Stored records:
[BEGIN]

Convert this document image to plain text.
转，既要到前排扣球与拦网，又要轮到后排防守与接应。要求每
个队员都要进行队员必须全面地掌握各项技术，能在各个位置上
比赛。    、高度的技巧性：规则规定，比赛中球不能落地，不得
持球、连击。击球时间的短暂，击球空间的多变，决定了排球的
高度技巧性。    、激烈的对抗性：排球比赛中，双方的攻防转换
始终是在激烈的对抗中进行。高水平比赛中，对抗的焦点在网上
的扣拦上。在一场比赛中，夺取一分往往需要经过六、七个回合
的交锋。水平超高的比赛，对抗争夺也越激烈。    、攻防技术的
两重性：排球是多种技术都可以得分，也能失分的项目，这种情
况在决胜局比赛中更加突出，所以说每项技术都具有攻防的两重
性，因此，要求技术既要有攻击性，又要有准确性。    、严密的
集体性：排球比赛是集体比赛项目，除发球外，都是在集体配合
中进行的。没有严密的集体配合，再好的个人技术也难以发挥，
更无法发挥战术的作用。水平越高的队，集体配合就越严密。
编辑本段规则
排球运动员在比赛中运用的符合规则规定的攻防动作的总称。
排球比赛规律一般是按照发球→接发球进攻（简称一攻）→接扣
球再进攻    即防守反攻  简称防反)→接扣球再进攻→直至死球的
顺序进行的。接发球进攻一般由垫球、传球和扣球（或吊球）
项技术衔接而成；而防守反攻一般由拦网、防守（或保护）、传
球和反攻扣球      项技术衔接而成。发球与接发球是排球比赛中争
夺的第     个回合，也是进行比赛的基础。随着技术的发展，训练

[END]

## Brief
Each of the records should be retyped exactly.

## Output below
Convert this document image to plain text.
转，既要到前排扣球与拦网，又要轮到后排防守与接应。要求每
个队员都要进行队员必须全面地掌握各项技术，能在各个位置上
比赛。    、高度的技巧性：规则规定，比赛中球不能落地，不得
持球、连击。击球时间的短暂，击球空间的多变，决定了排球的
高度技巧性。    、激烈的对抗性：排球比赛中，双方的攻防转换
始终是在激烈的对抗中进行。高水平比赛中，对抗的焦点在网上
的扣拦上。在一场比赛中，夺取一分往往需要经过六、七个回合
的交锋。水平超高的比赛，对抗争夺也越激烈。    、攻防技术的
两重性：排球是多种技术都可以得分，也能失分的项目，这种情
况在决胜局比赛中更加突出，所以说每项技术都具有攻防的两重
性，因此，要求技术既要有攻击性，又要有准确性。    、严密的
集体性：排球比赛是集体比赛项目，除发球外，都是在集体配合
中进行的。没有严密的集体配合，再好的个人技术也难以发挥，
更无法发挥战术的作用。水平越高的队，集体配合就越严密。
编辑本段规则
排球运动员在比赛中运用的符合规则规定的攻防动作的总称。
排球比赛规律一般是按照发球→接发球进攻（简称一攻）→接扣
球再进攻    即防守反攻  简称防反)→接扣球再进攻→直至死球的
顺序进行的。接发球进攻一般由垫球、传球和扣球（或吊球）
项技术衔接而成；而防守反攻一般由拦网、防守（或保护）、传
球和反攻扣球      项技术衔接而成。发球与接发球是排球比赛中争
夺的第     个回合，也是进行比赛的基础。随着技术的发展，训练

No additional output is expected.